--- Exercise requirements ---
Set down each line of the data below exactly as it stands, dropping the pictures.

☆ ☆ ☆ ☆ ☆

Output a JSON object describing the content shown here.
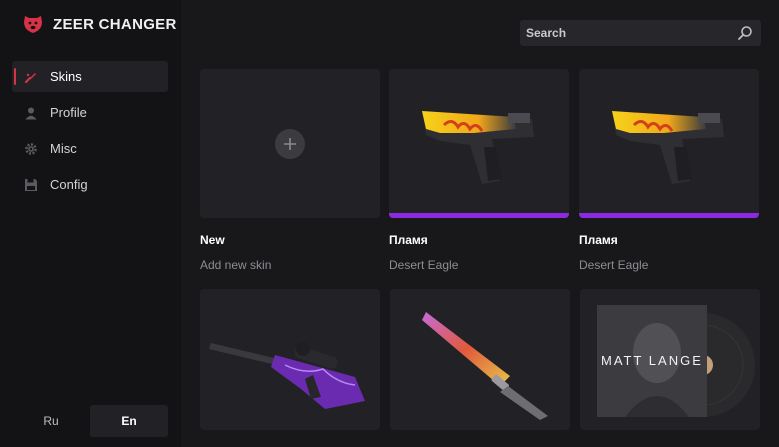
{
  "app": {
    "title": "ZEER CHANGER"
  },
  "sidebar": {
    "items": [
      {
        "label": "Skins",
        "icon": "brush-icon",
        "active": true
      },
      {
        "label": "Profile",
        "icon": "user-icon",
        "active": false
      },
      {
        "label": "Misc",
        "icon": "gear-icon",
        "active": false
      },
      {
        "label": "Config",
        "icon": "save-icon",
        "active": false
      }
    ],
    "languages": [
      {
        "label": "Ru",
        "active": false
      },
      {
        "label": "En",
        "active": true
      }
    ]
  },
  "search": {
    "placeholder": "Search",
    "value": ""
  },
  "cards": [
    {
      "name": "New",
      "subtitle": "Add new skin",
      "icon": "plus-icon"
    },
    {
      "name": "Пламя",
      "subtitle": "Desert Eagle",
      "image": "desert-eagle-blaze",
      "rarity_color": "#8a2be2"
    },
    {
      "name": "Пламя",
      "subtitle": "Desert Eagle",
      "image": "desert-eagle-blaze",
      "rarity_color": "#8a2be2"
    },
    {
      "name": "",
      "subtitle": "",
      "image": "awp-purple"
    },
    {
      "name": "",
      "subtitle": "",
      "image": "bayonet-fade"
    },
    {
      "name": "",
      "subtitle": "",
      "image": "music-kit",
      "image_text": "MATT LANGE"
    }
  ],
  "colors": {
    "accent": "#d63346",
    "rarity_purple": "#8a2be2",
    "background": "#18181b",
    "sidebar": "#131315"
  }
}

☆ ☆ ☆ ☆ ☆

--- Solved problem ---
Output a JSON object describing the content shown here.
{
  "app": {
    "title": "ZEER CHANGER"
  },
  "sidebar": {
    "items": [
      {
        "label": "Skins",
        "icon": "brush-icon",
        "active": true
      },
      {
        "label": "Profile",
        "icon": "user-icon",
        "active": false
      },
      {
        "label": "Misc",
        "icon": "gear-icon",
        "active": false
      },
      {
        "label": "Config",
        "icon": "save-icon",
        "active": false
      }
    ],
    "languages": [
      {
        "label": "Ru",
        "active": false
      },
      {
        "label": "En",
        "active": true
      }
    ]
  },
  "search": {
    "placeholder": "Search",
    "value": ""
  },
  "cards": [
    {
      "name": "New",
      "subtitle": "Add new skin",
      "icon": "plus-icon"
    },
    {
      "name": "Пламя",
      "subtitle": "Desert Eagle",
      "image": "desert-eagle-blaze",
      "rarity_color": "#8a2be2"
    },
    {
      "name": "Пламя",
      "subtitle": "Desert Eagle",
      "image": "desert-eagle-blaze",
      "rarity_color": "#8a2be2"
    },
    {
      "name": "",
      "subtitle": "",
      "image": "awp-purple"
    },
    {
      "name": "",
      "subtitle": "",
      "image": "bayonet-fade"
    },
    {
      "name": "",
      "subtitle": "",
      "image": "music-kit",
      "image_text": "MATT LANGE"
    }
  ],
  "colors": {
    "accent": "#d63346",
    "rarity_purple": "#8a2be2",
    "background": "#18181b",
    "sidebar": "#131315"
  }
}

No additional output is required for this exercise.